GIVEN PROBLEM -> All the data should be repeated exactly. Any image in it is left out.

=== MATERIAL FOR THE TASK ===

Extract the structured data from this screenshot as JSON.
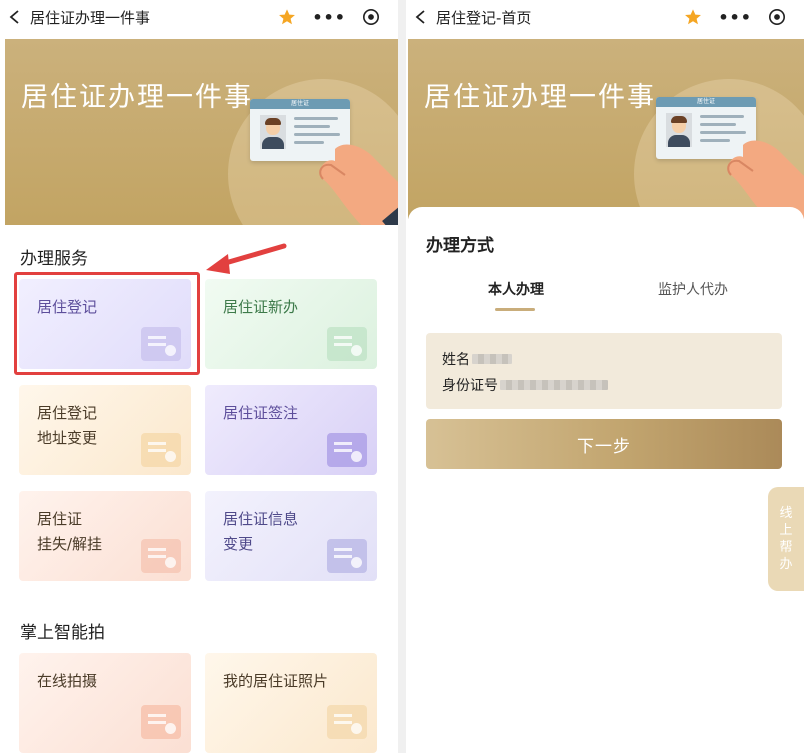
{
  "left": {
    "nav": {
      "title": "居住证办理一件事"
    },
    "banner": {
      "title": "居住证办理一件事",
      "card_label": "居住证"
    },
    "section1": "办理服务",
    "tiles": [
      {
        "l1": "居住登记",
        "l2": ""
      },
      {
        "l1": "居住证新办",
        "l2": ""
      },
      {
        "l1": "居住登记",
        "l2": "地址变更"
      },
      {
        "l1": "居住证签注",
        "l2": ""
      },
      {
        "l1": "居住证",
        "l2": "挂失/解挂"
      },
      {
        "l1": "居住证信息",
        "l2": "变更"
      }
    ],
    "section2": "掌上智能拍",
    "tiles2": [
      {
        "l1": "在线拍摄"
      },
      {
        "l1": "我的居住证照片"
      }
    ]
  },
  "right": {
    "nav": {
      "title": "居住登记-首页"
    },
    "banner": {
      "title": "居住证办理一件事",
      "card_label": "居住证"
    },
    "sheet_title": "办理方式",
    "tabs": [
      "本人办理",
      "监护人代办"
    ],
    "name_label": "姓名",
    "id_label": "身份证号",
    "next_button": "下一步",
    "help_chars": [
      "线",
      "上",
      "帮",
      "办"
    ]
  },
  "colors": {
    "accent_gold": "#c2a463",
    "highlight_red": "#e2403f",
    "star": "#f5a623"
  },
  "icons": [
    "back-arrow-icon",
    "star-icon",
    "more-icon",
    "target-icon",
    "camera-icon",
    "photo-icon"
  ]
}
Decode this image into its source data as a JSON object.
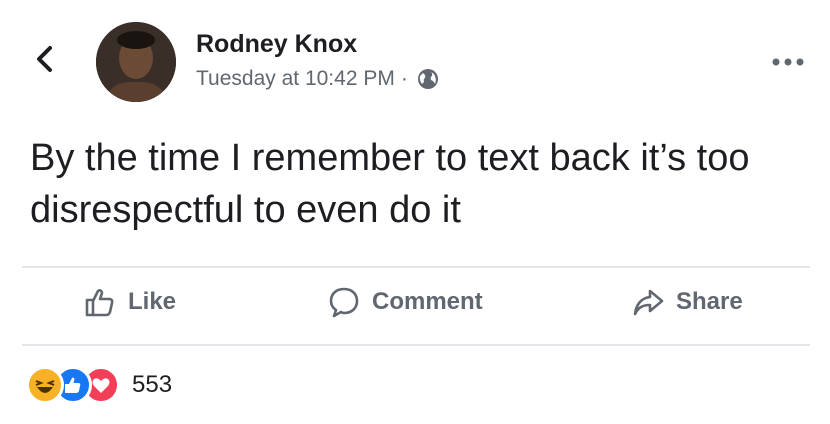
{
  "post": {
    "author": "Rodney Knox",
    "timestamp": "Tuesday at 10:42 PM",
    "separator": "·",
    "privacy_icon": "globe-icon",
    "text": "By the time I remember to text back it’s too disrespectful to even do it"
  },
  "actions": {
    "like_label": "Like",
    "comment_label": "Comment",
    "share_label": "Share"
  },
  "reactions": {
    "types": [
      "haha",
      "like",
      "love"
    ],
    "count": "553"
  },
  "colors": {
    "text": "#1c1e21",
    "secondary": "#606770",
    "like_blue": "#1877f2",
    "love_red": "#f33e58",
    "haha_yellow": "#f7b125"
  }
}
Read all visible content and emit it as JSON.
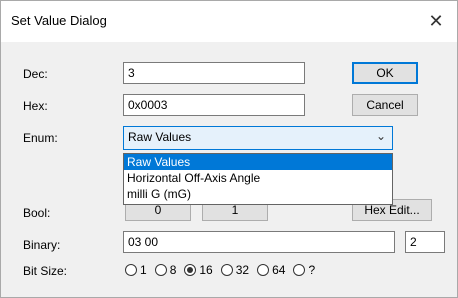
{
  "window": {
    "title": "Set Value Dialog",
    "close_glyph": "✕"
  },
  "labels": {
    "dec": "Dec:",
    "hex": "Hex:",
    "enum": "Enum:",
    "bool": "Bool:",
    "binary": "Binary:",
    "bitsize": "Bit Size:"
  },
  "fields": {
    "dec": "3",
    "hex": "0x0003",
    "binary": "03 00",
    "binary_len": "2"
  },
  "buttons": {
    "ok": "OK",
    "cancel": "Cancel",
    "bool_false": "0",
    "bool_true": "1",
    "hex_edit": "Hex Edit..."
  },
  "enum": {
    "selected": "Raw Values",
    "options": [
      "Raw Values",
      "Horizontal Off-Axis Angle",
      "milli G (mG)"
    ]
  },
  "bit_size": {
    "options": [
      "1",
      "8",
      "16",
      "32",
      "64",
      "?"
    ],
    "selected": "16"
  },
  "colors": {
    "accent": "#0078d7",
    "dialog_bg": "#f0f0f0"
  }
}
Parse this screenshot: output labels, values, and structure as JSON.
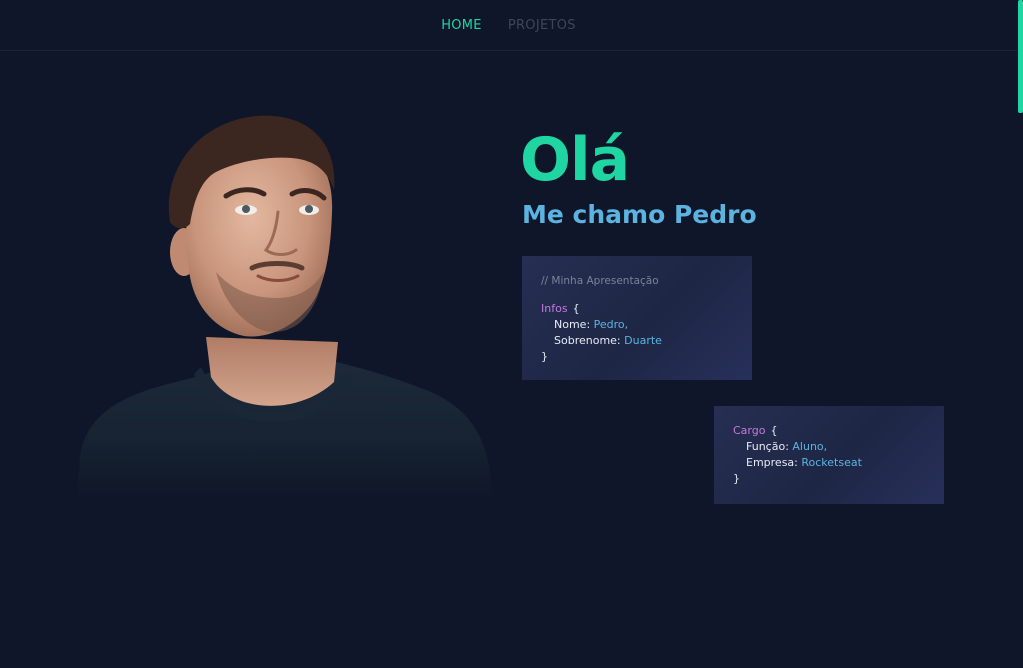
{
  "nav": {
    "items": [
      {
        "label": "HOME",
        "active": true
      },
      {
        "label": "PROJETOS",
        "active": false
      }
    ]
  },
  "hero": {
    "greeting": "Olá",
    "subtitle": "Me chamo Pedro"
  },
  "card_intro": {
    "comment": "// Minha Apresentação",
    "object_name": "Infos",
    "open_brace": "{",
    "close_brace": "}",
    "fields": [
      {
        "key": "Nome:",
        "value": "Pedro,"
      },
      {
        "key": "Sobrenome:",
        "value": "Duarte"
      }
    ]
  },
  "card_job": {
    "object_name": "Cargo",
    "open_brace": "{",
    "close_brace": "}",
    "fields": [
      {
        "key": "Função:",
        "value": "Aluno,"
      },
      {
        "key": "Empresa:",
        "value": "Rocketseat"
      }
    ]
  },
  "colors": {
    "background": "#0f1629",
    "accent": "#1fd6a3",
    "subtitle": "#5cb3e0",
    "code_keyword": "#c678dd",
    "card": "#232c4d"
  },
  "icons": {
    "portrait": "person-portrait-image"
  }
}
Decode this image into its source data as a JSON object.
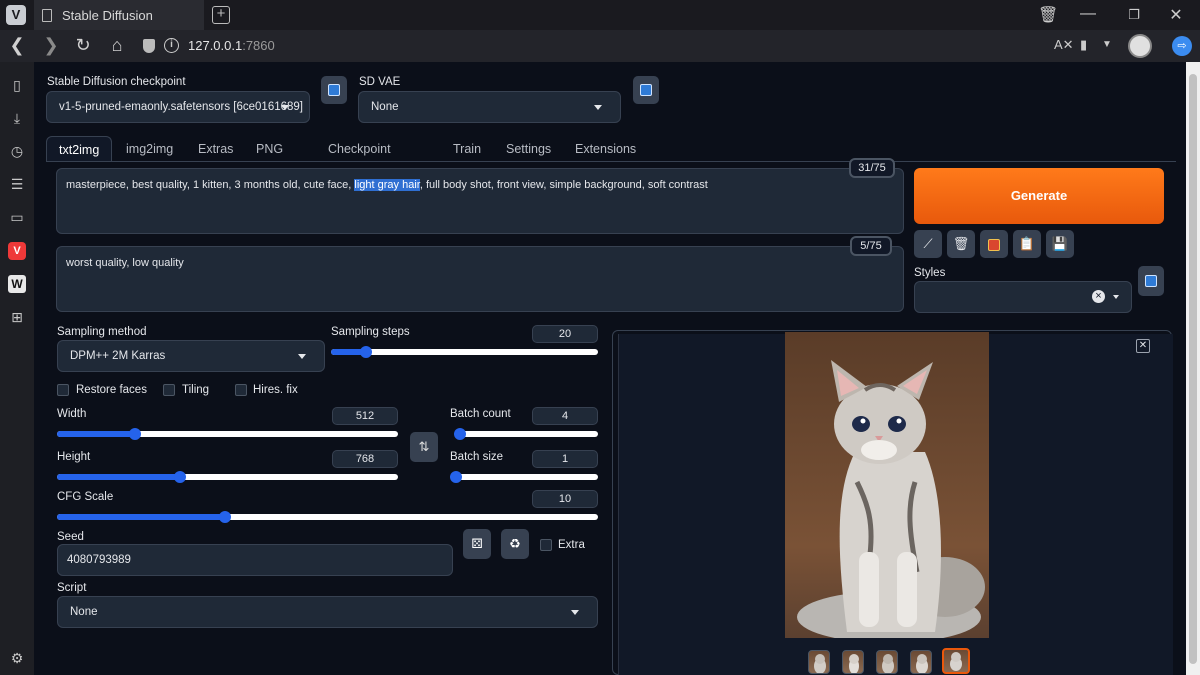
{
  "browser": {
    "logo": "V",
    "tab_title": "Stable Diffusion",
    "url_host": "127.0.0.1",
    "url_port": ":7860",
    "icons": [
      "bookmark-icon",
      "download-icon",
      "history-icon",
      "notes-icon",
      "window-icon",
      "vivaldi-icon",
      "wikipedia-icon",
      "add-panel-icon",
      "settings-icon"
    ]
  },
  "app": {
    "checkpoint": {
      "label": "Stable Diffusion checkpoint",
      "value": "v1-5-pruned-emaonly.safetensors [6ce0161689]"
    },
    "vae": {
      "label": "SD VAE",
      "value": "None"
    },
    "tabs": [
      "txt2img",
      "img2img",
      "Extras",
      "PNG Info",
      "Checkpoint Merger",
      "Train",
      "Settings",
      "Extensions"
    ],
    "prompt": {
      "before": "masterpiece, best quality, 1 kitten, 3 months old, cute face, ",
      "highlight": "light gray hair",
      "after": ", full body shot, front view, simple background, soft contrast",
      "counter": "31/75"
    },
    "negative_prompt": {
      "text": "worst quality, low quality",
      "counter": "5/75"
    },
    "generate_label": "Generate",
    "styles_label": "Styles",
    "styles_clear": "×",
    "sampling_method": {
      "label": "Sampling method",
      "value": "DPM++ 2M Karras"
    },
    "sampling_steps": {
      "label": "Sampling steps",
      "value": "20",
      "fraction": 0.13
    },
    "checkboxes": {
      "restore_faces": "Restore faces",
      "tiling": "Tiling",
      "hires_fix": "Hires. fix"
    },
    "width": {
      "label": "Width",
      "value": "512",
      "fraction": 0.23
    },
    "height": {
      "label": "Height",
      "value": "768",
      "fraction": 0.36
    },
    "batch_count": {
      "label": "Batch count",
      "value": "4",
      "fraction": 0.03
    },
    "batch_size": {
      "label": "Batch size",
      "value": "1",
      "fraction": 0.0
    },
    "cfg_scale": {
      "label": "CFG Scale",
      "value": "10",
      "fraction": 0.31
    },
    "seed": {
      "label": "Seed",
      "value": "4080793989",
      "extra_label": "Extra"
    },
    "script": {
      "label": "Script",
      "value": "None"
    }
  }
}
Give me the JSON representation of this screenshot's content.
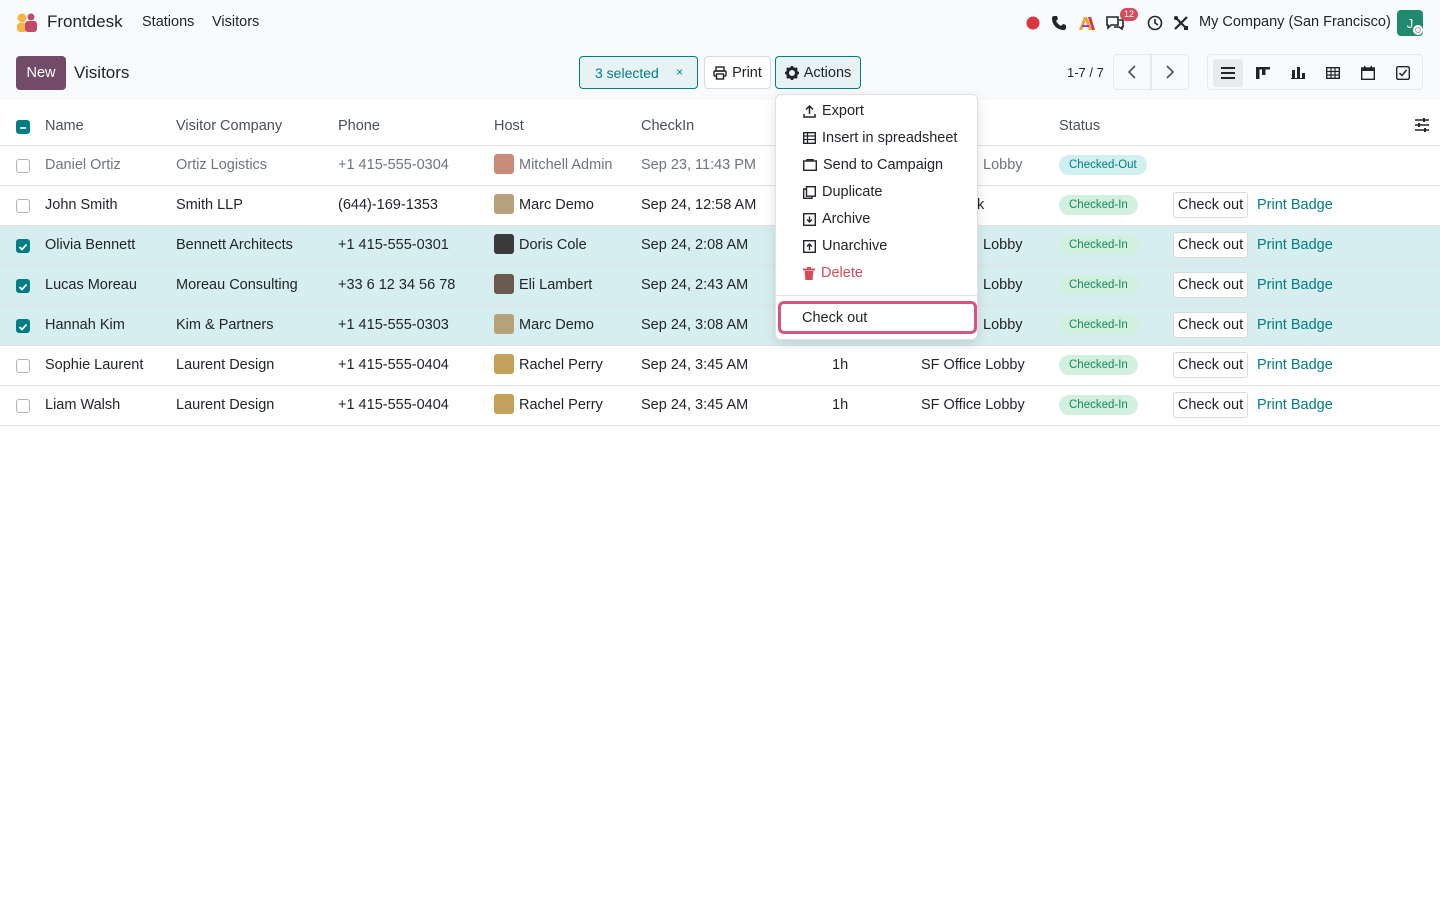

===

EXPECTED ANSWER ->
Extract the structured data from this screenshot as JSON.
{
  "left": {
    "nav": {
      "title": "居住证办理一件事"
    },
    "banner": {
      "title": "居住证办理一件事",
      "card_label": "居住证"
    },
    "section1": "办理服务",
    "tiles": [
      {
        "l1": "居住登记",
        "l2": ""
      },
      {
        "l1": "居住证新办",
        "l2": ""
      },
      {
        "l1": "居住登记",
        "l2": "地址变更"
      },
      {
        "l1": "居住证签注",
        "l2": ""
      },
      {
        "l1": "居住证",
        "l2": "挂失/解挂"
      },
      {
        "l1": "居住证信息",
        "l2": "变更"
      }
    ],
    "section2": "掌上智能拍",
    "tiles2": [
      {
        "l1": "在线拍摄"
      },
      {
        "l1": "我的居住证照片"
      }
    ]
  },
  "right": {
    "nav": {
      "title": "居住登记-首页"
    },
    "banner": {
      "title": "居住证办理一件事",
      "card_label": "居住证"
    },
    "sheet_title": "办理方式",
    "tabs": [
      "本人办理",
      "监护人代办"
    ],
    "name_label": "姓名",
    "id_label": "身份证号",
    "next_button": "下一步",
    "help_chars": [
      "线",
      "上",
      "帮",
      "办"
    ]
  },
  "colors": {
    "accent_gold": "#c2a463",
    "highlight_red": "#e2403f",
    "star": "#f5a623"
  },
  "icons": [
    "back-arrow-icon",
    "star-icon",
    "more-icon",
    "target-icon",
    "camera-icon",
    "photo-icon"
  ]
}
Decode this image into its source data as a JSON object.
{
  "post": {
    "author": "Rodney Knox",
    "timestamp": "Tuesday at 10:42 PM",
    "separator": "·",
    "privacy_icon": "globe-icon",
    "text": "By the time I remember to text back it’s too disrespectful to even do it"
  },
  "actions": {
    "like_label": "Like",
    "comment_label": "Comment",
    "share_label": "Share"
  },
  "reactions": {
    "types": [
      "haha",
      "like",
      "love"
    ],
    "count": "553"
  },
  "colors": {
    "text": "#1c1e21",
    "secondary": "#606770",
    "like_blue": "#1877f2",
    "love_red": "#f33e58",
    "haha_yellow": "#f7b125"
  }
}
Read all visible content and emit it as JSON.
{
  "window": {
    "title": "Set Value Dialog",
    "close_glyph": "✕"
  },
  "labels": {
    "dec": "Dec:",
    "hex": "Hex:",
    "enum": "Enum:",
    "bool": "Bool:",
    "binary": "Binary:",
    "bitsize": "Bit Size:"
  },
  "fields": {
    "dec": "3",
    "hex": "0x0003",
    "binary": "03 00",
    "binary_len": "2"
  },
  "buttons": {
    "ok": "OK",
    "cancel": "Cancel",
    "bool_false": "0",
    "bool_true": "1",
    "hex_edit": "Hex Edit..."
  },
  "enum": {
    "selected": "Raw Values",
    "options": [
      "Raw Values",
      "Horizontal Off-Axis Angle",
      "milli G (mG)"
    ]
  },
  "bit_size": {
    "options": [
      "1",
      "8",
      "16",
      "32",
      "64",
      "?"
    ],
    "selected": "16"
  },
  "colors": {
    "accent": "#0078d7",
    "dialog_bg": "#f0f0f0"
  }
}
Parse this screenshot: output labels, values, and structure as JSON.
{
  "nav": {
    "items": [
      {
        "label": "HOME",
        "active": true
      },
      {
        "label": "PROJETOS",
        "active": false
      }
    ]
  },
  "hero": {
    "greeting": "Olá",
    "subtitle": "Me chamo Pedro"
  },
  "card_intro": {
    "comment": "// Minha Apresentação",
    "object_name": "Infos",
    "open_brace": "{",
    "close_brace": "}",
    "fields": [
      {
        "key": "Nome:",
        "value": "Pedro,"
      },
      {
        "key": "Sobrenome:",
        "value": "Duarte"
      }
    ]
  },
  "card_job": {
    "object_name": "Cargo",
    "open_brace": "{",
    "close_brace": "}",
    "fields": [
      {
        "key": "Função:",
        "value": "Aluno,"
      },
      {
        "key": "Empresa:",
        "value": "Rocketseat"
      }
    ]
  },
  "colors": {
    "background": "#0f1629",
    "accent": "#1fd6a3",
    "subtitle": "#5cb3e0",
    "code_keyword": "#c678dd",
    "card": "#232c4d"
  },
  "icons": {
    "portrait": "person-portrait-image"
  }
}
Decode this image into its source data as a JSON object.
{
  "browser": {
    "logo": "V",
    "tab_title": "Stable Diffusion",
    "url_host": "127.0.0.1",
    "url_port": ":7860",
    "icons": [
      "bookmark-icon",
      "download-icon",
      "history-icon",
      "notes-icon",
      "window-icon",
      "vivaldi-icon",
      "wikipedia-icon",
      "add-panel-icon",
      "settings-icon"
    ]
  },
  "app": {
    "checkpoint": {
      "label": "Stable Diffusion checkpoint",
      "value": "v1-5-pruned-emaonly.safetensors [6ce0161689]"
    },
    "vae": {
      "label": "SD VAE",
      "value": "None"
    },
    "tabs": [
      "txt2img",
      "img2img",
      "Extras",
      "PNG Info",
      "Checkpoint Merger",
      "Train",
      "Settings",
      "Extensions"
    ],
    "prompt": {
      "before": "masterpiece, best quality, 1 kitten, 3 months old, cute face, ",
      "highlight": "light gray hair",
      "after": ", full body shot, front view, simple background, soft contrast",
      "counter": "31/75"
    },
    "negative_prompt": {
      "text": "worst quality, low quality",
      "counter": "5/75"
    },
    "generate_label": "Generate",
    "styles_label": "Styles",
    "styles_clear": "×",
    "sampling_method": {
      "label": "Sampling method",
      "value": "DPM++ 2M Karras"
    },
    "sampling_steps": {
      "label": "Sampling steps",
      "value": "20",
      "fraction": 0.13
    },
    "checkboxes": {
      "restore_faces": "Restore faces",
      "tiling": "Tiling",
      "hires_fix": "Hires. fix"
    },
    "width": {
      "label": "Width",
      "value": "512",
      "fraction": 0.23
    },
    "height": {
      "label": "Height",
      "value": "768",
      "fraction": 0.36
    },
    "batch_count": {
      "label": "Batch count",
      "value": "4",
      "fraction": 0.03
    },
    "batch_size": {
      "label": "Batch size",
      "value": "1",
      "fraction": 0.0
    },
    "cfg_scale": {
      "label": "CFG Scale",
      "value": "10",
      "fraction": 0.31
    },
    "seed": {
      "label": "Seed",
      "value": "4080793989",
      "extra_label": "Extra"
    },
    "script": {
      "label": "Script",
      "value": "None"
    }
  }
}
Give me the JSON representation of this screenshot's content.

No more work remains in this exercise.